Extracted entries:
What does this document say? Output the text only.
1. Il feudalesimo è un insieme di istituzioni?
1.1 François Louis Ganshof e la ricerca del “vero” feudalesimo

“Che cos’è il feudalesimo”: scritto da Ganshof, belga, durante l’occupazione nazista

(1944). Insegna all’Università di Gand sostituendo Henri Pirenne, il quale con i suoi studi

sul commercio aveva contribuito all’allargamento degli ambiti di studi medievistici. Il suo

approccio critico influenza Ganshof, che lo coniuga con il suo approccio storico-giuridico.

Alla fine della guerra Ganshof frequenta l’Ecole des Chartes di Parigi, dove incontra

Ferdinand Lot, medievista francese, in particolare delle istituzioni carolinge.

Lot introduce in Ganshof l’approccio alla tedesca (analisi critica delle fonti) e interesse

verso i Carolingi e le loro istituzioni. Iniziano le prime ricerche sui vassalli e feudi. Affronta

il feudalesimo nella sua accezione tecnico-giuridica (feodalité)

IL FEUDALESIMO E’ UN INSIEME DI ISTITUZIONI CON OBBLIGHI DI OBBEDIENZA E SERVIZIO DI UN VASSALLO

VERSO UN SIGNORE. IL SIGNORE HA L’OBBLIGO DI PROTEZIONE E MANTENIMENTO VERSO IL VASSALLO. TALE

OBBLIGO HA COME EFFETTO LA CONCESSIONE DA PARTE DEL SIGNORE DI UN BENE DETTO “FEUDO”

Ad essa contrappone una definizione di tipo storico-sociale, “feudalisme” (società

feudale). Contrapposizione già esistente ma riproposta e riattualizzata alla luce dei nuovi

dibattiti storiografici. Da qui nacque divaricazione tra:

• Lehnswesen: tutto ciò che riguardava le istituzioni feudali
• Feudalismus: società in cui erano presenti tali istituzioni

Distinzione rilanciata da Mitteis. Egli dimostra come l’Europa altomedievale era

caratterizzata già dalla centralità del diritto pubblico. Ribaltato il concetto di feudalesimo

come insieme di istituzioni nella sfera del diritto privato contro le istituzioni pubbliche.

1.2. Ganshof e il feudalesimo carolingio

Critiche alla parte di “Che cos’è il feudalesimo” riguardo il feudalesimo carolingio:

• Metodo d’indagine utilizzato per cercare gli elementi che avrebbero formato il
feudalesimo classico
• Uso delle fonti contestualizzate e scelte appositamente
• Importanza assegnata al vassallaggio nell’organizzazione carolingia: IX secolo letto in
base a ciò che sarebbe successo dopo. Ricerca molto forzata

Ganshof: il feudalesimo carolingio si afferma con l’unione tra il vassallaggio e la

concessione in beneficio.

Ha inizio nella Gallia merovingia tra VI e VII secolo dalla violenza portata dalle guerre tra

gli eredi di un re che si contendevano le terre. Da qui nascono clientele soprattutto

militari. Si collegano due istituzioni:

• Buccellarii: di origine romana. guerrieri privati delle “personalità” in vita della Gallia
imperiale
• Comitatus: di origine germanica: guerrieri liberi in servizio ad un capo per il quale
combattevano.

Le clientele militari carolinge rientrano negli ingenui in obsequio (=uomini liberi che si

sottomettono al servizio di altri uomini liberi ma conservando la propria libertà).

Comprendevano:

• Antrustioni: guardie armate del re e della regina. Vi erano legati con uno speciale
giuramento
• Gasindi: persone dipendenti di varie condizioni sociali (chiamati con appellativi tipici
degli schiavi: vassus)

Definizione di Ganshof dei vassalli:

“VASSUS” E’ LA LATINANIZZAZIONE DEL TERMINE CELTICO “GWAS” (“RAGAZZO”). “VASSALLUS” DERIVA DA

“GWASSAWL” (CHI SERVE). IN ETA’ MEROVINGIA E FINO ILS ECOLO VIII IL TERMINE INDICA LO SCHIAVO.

What you will do: Output the whole listing above again, word for word.

Reply to the task:
What does this document say? Output the text only.
1. Il feudalesimo è un insieme di istituzioni?
1.1 François Louis Ganshof e la ricerca del “vero” feudalesimo

“Che cos’è il feudalesimo”: scritto da Ganshof, belga, durante l’occupazione nazista

(1944). Insegna all’Università di Gand sostituendo Henri Pirenne, il quale con i suoi studi

sul commercio aveva contribuito all’allargamento degli ambiti di studi medievistici. Il suo

approccio critico influenza Ganshof, che lo coniuga con il suo approccio storico-giuridico.

Alla fine della guerra Ganshof frequenta l’Ecole des Chartes di Parigi, dove incontra

Ferdinand Lot, medievista francese, in particolare delle istituzioni carolinge.

Lot introduce in Ganshof l’approccio alla tedesca (analisi critica delle fonti) e interesse

verso i Carolingi e le loro istituzioni. Iniziano le prime ricerche sui vassalli e feudi. Affronta

il feudalesimo nella sua accezione tecnico-giuridica (feodalité)

IL FEUDALESIMO E’ UN INSIEME DI ISTITUZIONI CON OBBLIGHI DI OBBEDIENZA E SERVIZIO DI UN VASSALLO

VERSO UN SIGNORE. IL SIGNORE HA L’OBBLIGO DI PROTEZIONE E MANTENIMENTO VERSO IL VASSALLO. TALE

OBBLIGO HA COME EFFETTO LA CONCESSIONE DA PARTE DEL SIGNORE DI UN BENE DETTO “FEUDO”

Ad essa contrappone una definizione di tipo storico-sociale, “feudalisme” (società

feudale). Contrapposizione già esistente ma riproposta e riattualizzata alla luce dei nuovi

dibattiti storiografici. Da qui nacque divaricazione tra:

• Lehnswesen: tutto ciò che riguardava le istituzioni feudali
• Feudalismus: società in cui erano presenti tali istituzioni

Distinzione rilanciata da Mitteis. Egli dimostra come l’Europa altomedievale era

caratterizzata già dalla centralità del diritto pubblico. Ribaltato il concetto di feudalesimo

come insieme di istituzioni nella sfera del diritto privato contro le istituzioni pubbliche.

1.2. Ganshof e il feudalesimo carolingio

Critiche alla parte di “Che cos’è il feudalesimo” riguardo il feudalesimo carolingio:

• Metodo d’indagine utilizzato per cercare gli elementi che avrebbero formato il
feudalesimo classico
• Uso delle fonti contestualizzate e scelte appositamente
• Importanza assegnata al vassallaggio nell’organizzazione carolingia: IX secolo letto in
base a ciò che sarebbe successo dopo. Ricerca molto forzata

Ganshof: il feudalesimo carolingio si afferma con l’unione tra il vassallaggio e la

concessione in beneficio.

Ha inizio nella Gallia merovingia tra VI e VII secolo dalla violenza portata dalle guerre tra

gli eredi di un re che si contendevano le terre. Da qui nascono clientele soprattutto

militari. Si collegano due istituzioni:

• Buccellarii: di origine romana. guerrieri privati delle “personalità” in vita della Gallia
imperiale
• Comitatus: di origine germanica: guerrieri liberi in servizio ad un capo per il quale
combattevano.

Le clientele militari carolinge rientrano negli ingenui in obsequio (=uomini liberi che si

sottomettono al servizio di altri uomini liberi ma conservando la propria libertà).

Comprendevano:

• Antrustioni: guardie armate del re e della regina. Vi erano legati con uno speciale
giuramento
• Gasindi: persone dipendenti di varie condizioni sociali (chiamati con appellativi tipici
degli schiavi: vassus)

Definizione di Ganshof dei vassalli:

“VASSUS” E’ LA LATINANIZZAZIONE DEL TERMINE CELTICO “GWAS” (“RAGAZZO”). “VASSALLUS” DERIVA DA

“GWASSAWL” (CHI SERVE). IN ETA’ MEROVINGIA E FINO ILS ECOLO VIII IL TERMINE INDICA LO SCHIAVO.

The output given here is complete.